-- BEGIN Data for this task --

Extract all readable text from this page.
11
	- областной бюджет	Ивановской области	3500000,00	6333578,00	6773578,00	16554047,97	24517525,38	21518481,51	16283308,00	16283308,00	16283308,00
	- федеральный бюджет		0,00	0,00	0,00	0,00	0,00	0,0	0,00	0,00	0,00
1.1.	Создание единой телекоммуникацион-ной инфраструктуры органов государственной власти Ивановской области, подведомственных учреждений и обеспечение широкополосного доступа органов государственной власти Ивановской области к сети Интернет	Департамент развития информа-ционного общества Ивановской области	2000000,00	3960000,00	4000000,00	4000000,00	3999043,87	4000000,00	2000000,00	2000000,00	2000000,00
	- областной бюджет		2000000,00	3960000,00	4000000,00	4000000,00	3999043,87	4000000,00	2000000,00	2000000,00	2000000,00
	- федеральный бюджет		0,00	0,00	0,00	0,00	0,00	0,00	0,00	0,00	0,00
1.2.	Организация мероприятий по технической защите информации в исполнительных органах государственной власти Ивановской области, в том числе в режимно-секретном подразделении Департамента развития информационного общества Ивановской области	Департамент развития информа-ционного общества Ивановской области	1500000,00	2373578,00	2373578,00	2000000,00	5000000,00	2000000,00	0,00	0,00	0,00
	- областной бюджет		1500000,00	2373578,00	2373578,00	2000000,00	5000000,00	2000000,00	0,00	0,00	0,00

-- END Data for this task --

• [Exercise task]: Copy out the lines in which the string "развития" appears.

• [Output for this task]:
1.1.	Создание единой телекоммуникацион-ной инфраструктуры органов государственной власти Ивановской области, подведомственных учреждений и обеспечение широкополосного доступа органов государственной власти Ивановской области к сети Интернет	Департамент развития информа-ционного общества Ивановской области	2000000,00	3960000,00	4000000,00	4000000,00	3999043,87	4000000,00	2000000,00	2000000,00	2000000,00
1.2.	Организация мероприятий по технической защите информации в исполнительных органах государственной власти Ивановской области, в том числе в режимно-секретном подразделении Департамента развития информационного общества Ивановской области	Департамент развития информа-ционного общества Ивановской области	1500000,00	2373578,00	2373578,00	2000000,00	5000000,00	2000000,00	0,00	0,00	0,00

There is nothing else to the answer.